Write out all records as given; omit images.

* BEGIN Extracted data *

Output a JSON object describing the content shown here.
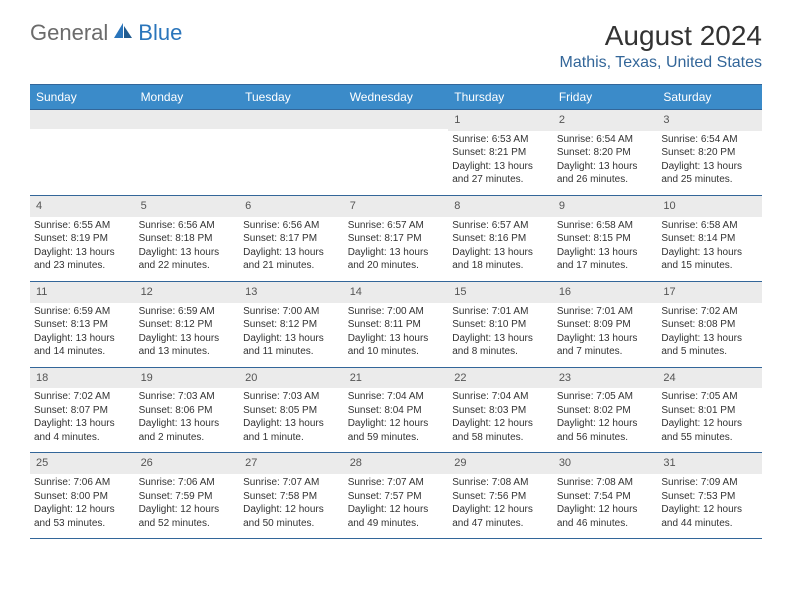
{
  "logo": {
    "part1": "General",
    "part2": "Blue"
  },
  "title": "August 2024",
  "location": "Mathis, Texas, United States",
  "weekdays": [
    "Sunday",
    "Monday",
    "Tuesday",
    "Wednesday",
    "Thursday",
    "Friday",
    "Saturday"
  ],
  "colors": {
    "header_bg": "#3b8bc9",
    "border": "#336699",
    "daynum_bg": "#ebebeb",
    "logo_gray": "#6b6b6b",
    "logo_blue": "#2a75bb"
  },
  "weeks": [
    [
      null,
      null,
      null,
      null,
      {
        "num": "1",
        "sunrise": "Sunrise: 6:53 AM",
        "sunset": "Sunset: 8:21 PM",
        "day1": "Daylight: 13 hours",
        "day2": "and 27 minutes."
      },
      {
        "num": "2",
        "sunrise": "Sunrise: 6:54 AM",
        "sunset": "Sunset: 8:20 PM",
        "day1": "Daylight: 13 hours",
        "day2": "and 26 minutes."
      },
      {
        "num": "3",
        "sunrise": "Sunrise: 6:54 AM",
        "sunset": "Sunset: 8:20 PM",
        "day1": "Daylight: 13 hours",
        "day2": "and 25 minutes."
      }
    ],
    [
      {
        "num": "4",
        "sunrise": "Sunrise: 6:55 AM",
        "sunset": "Sunset: 8:19 PM",
        "day1": "Daylight: 13 hours",
        "day2": "and 23 minutes."
      },
      {
        "num": "5",
        "sunrise": "Sunrise: 6:56 AM",
        "sunset": "Sunset: 8:18 PM",
        "day1": "Daylight: 13 hours",
        "day2": "and 22 minutes."
      },
      {
        "num": "6",
        "sunrise": "Sunrise: 6:56 AM",
        "sunset": "Sunset: 8:17 PM",
        "day1": "Daylight: 13 hours",
        "day2": "and 21 minutes."
      },
      {
        "num": "7",
        "sunrise": "Sunrise: 6:57 AM",
        "sunset": "Sunset: 8:17 PM",
        "day1": "Daylight: 13 hours",
        "day2": "and 20 minutes."
      },
      {
        "num": "8",
        "sunrise": "Sunrise: 6:57 AM",
        "sunset": "Sunset: 8:16 PM",
        "day1": "Daylight: 13 hours",
        "day2": "and 18 minutes."
      },
      {
        "num": "9",
        "sunrise": "Sunrise: 6:58 AM",
        "sunset": "Sunset: 8:15 PM",
        "day1": "Daylight: 13 hours",
        "day2": "and 17 minutes."
      },
      {
        "num": "10",
        "sunrise": "Sunrise: 6:58 AM",
        "sunset": "Sunset: 8:14 PM",
        "day1": "Daylight: 13 hours",
        "day2": "and 15 minutes."
      }
    ],
    [
      {
        "num": "11",
        "sunrise": "Sunrise: 6:59 AM",
        "sunset": "Sunset: 8:13 PM",
        "day1": "Daylight: 13 hours",
        "day2": "and 14 minutes."
      },
      {
        "num": "12",
        "sunrise": "Sunrise: 6:59 AM",
        "sunset": "Sunset: 8:12 PM",
        "day1": "Daylight: 13 hours",
        "day2": "and 13 minutes."
      },
      {
        "num": "13",
        "sunrise": "Sunrise: 7:00 AM",
        "sunset": "Sunset: 8:12 PM",
        "day1": "Daylight: 13 hours",
        "day2": "and 11 minutes."
      },
      {
        "num": "14",
        "sunrise": "Sunrise: 7:00 AM",
        "sunset": "Sunset: 8:11 PM",
        "day1": "Daylight: 13 hours",
        "day2": "and 10 minutes."
      },
      {
        "num": "15",
        "sunrise": "Sunrise: 7:01 AM",
        "sunset": "Sunset: 8:10 PM",
        "day1": "Daylight: 13 hours",
        "day2": "and 8 minutes."
      },
      {
        "num": "16",
        "sunrise": "Sunrise: 7:01 AM",
        "sunset": "Sunset: 8:09 PM",
        "day1": "Daylight: 13 hours",
        "day2": "and 7 minutes."
      },
      {
        "num": "17",
        "sunrise": "Sunrise: 7:02 AM",
        "sunset": "Sunset: 8:08 PM",
        "day1": "Daylight: 13 hours",
        "day2": "and 5 minutes."
      }
    ],
    [
      {
        "num": "18",
        "sunrise": "Sunrise: 7:02 AM",
        "sunset": "Sunset: 8:07 PM",
        "day1": "Daylight: 13 hours",
        "day2": "and 4 minutes."
      },
      {
        "num": "19",
        "sunrise": "Sunrise: 7:03 AM",
        "sunset": "Sunset: 8:06 PM",
        "day1": "Daylight: 13 hours",
        "day2": "and 2 minutes."
      },
      {
        "num": "20",
        "sunrise": "Sunrise: 7:03 AM",
        "sunset": "Sunset: 8:05 PM",
        "day1": "Daylight: 13 hours",
        "day2": "and 1 minute."
      },
      {
        "num": "21",
        "sunrise": "Sunrise: 7:04 AM",
        "sunset": "Sunset: 8:04 PM",
        "day1": "Daylight: 12 hours",
        "day2": "and 59 minutes."
      },
      {
        "num": "22",
        "sunrise": "Sunrise: 7:04 AM",
        "sunset": "Sunset: 8:03 PM",
        "day1": "Daylight: 12 hours",
        "day2": "and 58 minutes."
      },
      {
        "num": "23",
        "sunrise": "Sunrise: 7:05 AM",
        "sunset": "Sunset: 8:02 PM",
        "day1": "Daylight: 12 hours",
        "day2": "and 56 minutes."
      },
      {
        "num": "24",
        "sunrise": "Sunrise: 7:05 AM",
        "sunset": "Sunset: 8:01 PM",
        "day1": "Daylight: 12 hours",
        "day2": "and 55 minutes."
      }
    ],
    [
      {
        "num": "25",
        "sunrise": "Sunrise: 7:06 AM",
        "sunset": "Sunset: 8:00 PM",
        "day1": "Daylight: 12 hours",
        "day2": "and 53 minutes."
      },
      {
        "num": "26",
        "sunrise": "Sunrise: 7:06 AM",
        "sunset": "Sunset: 7:59 PM",
        "day1": "Daylight: 12 hours",
        "day2": "and 52 minutes."
      },
      {
        "num": "27",
        "sunrise": "Sunrise: 7:07 AM",
        "sunset": "Sunset: 7:58 PM",
        "day1": "Daylight: 12 hours",
        "day2": "and 50 minutes."
      },
      {
        "num": "28",
        "sunrise": "Sunrise: 7:07 AM",
        "sunset": "Sunset: 7:57 PM",
        "day1": "Daylight: 12 hours",
        "day2": "and 49 minutes."
      },
      {
        "num": "29",
        "sunrise": "Sunrise: 7:08 AM",
        "sunset": "Sunset: 7:56 PM",
        "day1": "Daylight: 12 hours",
        "day2": "and 47 minutes."
      },
      {
        "num": "30",
        "sunrise": "Sunrise: 7:08 AM",
        "sunset": "Sunset: 7:54 PM",
        "day1": "Daylight: 12 hours",
        "day2": "and 46 minutes."
      },
      {
        "num": "31",
        "sunrise": "Sunrise: 7:09 AM",
        "sunset": "Sunset: 7:53 PM",
        "day1": "Daylight: 12 hours",
        "day2": "and 44 minutes."
      }
    ]
  ]
}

* END Extracted data *

▸ **Response to the exercise**:
Output a JSON object describing the content shown here.
{
  "logo": {
    "part1": "General",
    "part2": "Blue"
  },
  "title": "August 2024",
  "location": "Mathis, Texas, United States",
  "weekdays": [
    "Sunday",
    "Monday",
    "Tuesday",
    "Wednesday",
    "Thursday",
    "Friday",
    "Saturday"
  ],
  "colors": {
    "header_bg": "#3b8bc9",
    "border": "#336699",
    "daynum_bg": "#ebebeb",
    "logo_gray": "#6b6b6b",
    "logo_blue": "#2a75bb"
  },
  "weeks": [
    [
      null,
      null,
      null,
      null,
      {
        "num": "1",
        "sunrise": "Sunrise: 6:53 AM",
        "sunset": "Sunset: 8:21 PM",
        "day1": "Daylight: 13 hours",
        "day2": "and 27 minutes."
      },
      {
        "num": "2",
        "sunrise": "Sunrise: 6:54 AM",
        "sunset": "Sunset: 8:20 PM",
        "day1": "Daylight: 13 hours",
        "day2": "and 26 minutes."
      },
      {
        "num": "3",
        "sunrise": "Sunrise: 6:54 AM",
        "sunset": "Sunset: 8:20 PM",
        "day1": "Daylight: 13 hours",
        "day2": "and 25 minutes."
      }
    ],
    [
      {
        "num": "4",
        "sunrise": "Sunrise: 6:55 AM",
        "sunset": "Sunset: 8:19 PM",
        "day1": "Daylight: 13 hours",
        "day2": "and 23 minutes."
      },
      {
        "num": "5",
        "sunrise": "Sunrise: 6:56 AM",
        "sunset": "Sunset: 8:18 PM",
        "day1": "Daylight: 13 hours",
        "day2": "and 22 minutes."
      },
      {
        "num": "6",
        "sunrise": "Sunrise: 6:56 AM",
        "sunset": "Sunset: 8:17 PM",
        "day1": "Daylight: 13 hours",
        "day2": "and 21 minutes."
      },
      {
        "num": "7",
        "sunrise": "Sunrise: 6:57 AM",
        "sunset": "Sunset: 8:17 PM",
        "day1": "Daylight: 13 hours",
        "day2": "and 20 minutes."
      },
      {
        "num": "8",
        "sunrise": "Sunrise: 6:57 AM",
        "sunset": "Sunset: 8:16 PM",
        "day1": "Daylight: 13 hours",
        "day2": "and 18 minutes."
      },
      {
        "num": "9",
        "sunrise": "Sunrise: 6:58 AM",
        "sunset": "Sunset: 8:15 PM",
        "day1": "Daylight: 13 hours",
        "day2": "and 17 minutes."
      },
      {
        "num": "10",
        "sunrise": "Sunrise: 6:58 AM",
        "sunset": "Sunset: 8:14 PM",
        "day1": "Daylight: 13 hours",
        "day2": "and 15 minutes."
      }
    ],
    [
      {
        "num": "11",
        "sunrise": "Sunrise: 6:59 AM",
        "sunset": "Sunset: 8:13 PM",
        "day1": "Daylight: 13 hours",
        "day2": "and 14 minutes."
      },
      {
        "num": "12",
        "sunrise": "Sunrise: 6:59 AM",
        "sunset": "Sunset: 8:12 PM",
        "day1": "Daylight: 13 hours",
        "day2": "and 13 minutes."
      },
      {
        "num": "13",
        "sunrise": "Sunrise: 7:00 AM",
        "sunset": "Sunset: 8:12 PM",
        "day1": "Daylight: 13 hours",
        "day2": "and 11 minutes."
      },
      {
        "num": "14",
        "sunrise": "Sunrise: 7:00 AM",
        "sunset": "Sunset: 8:11 PM",
        "day1": "Daylight: 13 hours",
        "day2": "and 10 minutes."
      },
      {
        "num": "15",
        "sunrise": "Sunrise: 7:01 AM",
        "sunset": "Sunset: 8:10 PM",
        "day1": "Daylight: 13 hours",
        "day2": "and 8 minutes."
      },
      {
        "num": "16",
        "sunrise": "Sunrise: 7:01 AM",
        "sunset": "Sunset: 8:09 PM",
        "day1": "Daylight: 13 hours",
        "day2": "and 7 minutes."
      },
      {
        "num": "17",
        "sunrise": "Sunrise: 7:02 AM",
        "sunset": "Sunset: 8:08 PM",
        "day1": "Daylight: 13 hours",
        "day2": "and 5 minutes."
      }
    ],
    [
      {
        "num": "18",
        "sunrise": "Sunrise: 7:02 AM",
        "sunset": "Sunset: 8:07 PM",
        "day1": "Daylight: 13 hours",
        "day2": "and 4 minutes."
      },
      {
        "num": "19",
        "sunrise": "Sunrise: 7:03 AM",
        "sunset": "Sunset: 8:06 PM",
        "day1": "Daylight: 13 hours",
        "day2": "and 2 minutes."
      },
      {
        "num": "20",
        "sunrise": "Sunrise: 7:03 AM",
        "sunset": "Sunset: 8:05 PM",
        "day1": "Daylight: 13 hours",
        "day2": "and 1 minute."
      },
      {
        "num": "21",
        "sunrise": "Sunrise: 7:04 AM",
        "sunset": "Sunset: 8:04 PM",
        "day1": "Daylight: 12 hours",
        "day2": "and 59 minutes."
      },
      {
        "num": "22",
        "sunrise": "Sunrise: 7:04 AM",
        "sunset": "Sunset: 8:03 PM",
        "day1": "Daylight: 12 hours",
        "day2": "and 58 minutes."
      },
      {
        "num": "23",
        "sunrise": "Sunrise: 7:05 AM",
        "sunset": "Sunset: 8:02 PM",
        "day1": "Daylight: 12 hours",
        "day2": "and 56 minutes."
      },
      {
        "num": "24",
        "sunrise": "Sunrise: 7:05 AM",
        "sunset": "Sunset: 8:01 PM",
        "day1": "Daylight: 12 hours",
        "day2": "and 55 minutes."
      }
    ],
    [
      {
        "num": "25",
        "sunrise": "Sunrise: 7:06 AM",
        "sunset": "Sunset: 8:00 PM",
        "day1": "Daylight: 12 hours",
        "day2": "and 53 minutes."
      },
      {
        "num": "26",
        "sunrise": "Sunrise: 7:06 AM",
        "sunset": "Sunset: 7:59 PM",
        "day1": "Daylight: 12 hours",
        "day2": "and 52 minutes."
      },
      {
        "num": "27",
        "sunrise": "Sunrise: 7:07 AM",
        "sunset": "Sunset: 7:58 PM",
        "day1": "Daylight: 12 hours",
        "day2": "and 50 minutes."
      },
      {
        "num": "28",
        "sunrise": "Sunrise: 7:07 AM",
        "sunset": "Sunset: 7:57 PM",
        "day1": "Daylight: 12 hours",
        "day2": "and 49 minutes."
      },
      {
        "num": "29",
        "sunrise": "Sunrise: 7:08 AM",
        "sunset": "Sunset: 7:56 PM",
        "day1": "Daylight: 12 hours",
        "day2": "and 47 minutes."
      },
      {
        "num": "30",
        "sunrise": "Sunrise: 7:08 AM",
        "sunset": "Sunset: 7:54 PM",
        "day1": "Daylight: 12 hours",
        "day2": "and 46 minutes."
      },
      {
        "num": "31",
        "sunrise": "Sunrise: 7:09 AM",
        "sunset": "Sunset: 7:53 PM",
        "day1": "Daylight: 12 hours",
        "day2": "and 44 minutes."
      }
    ]
  ]
}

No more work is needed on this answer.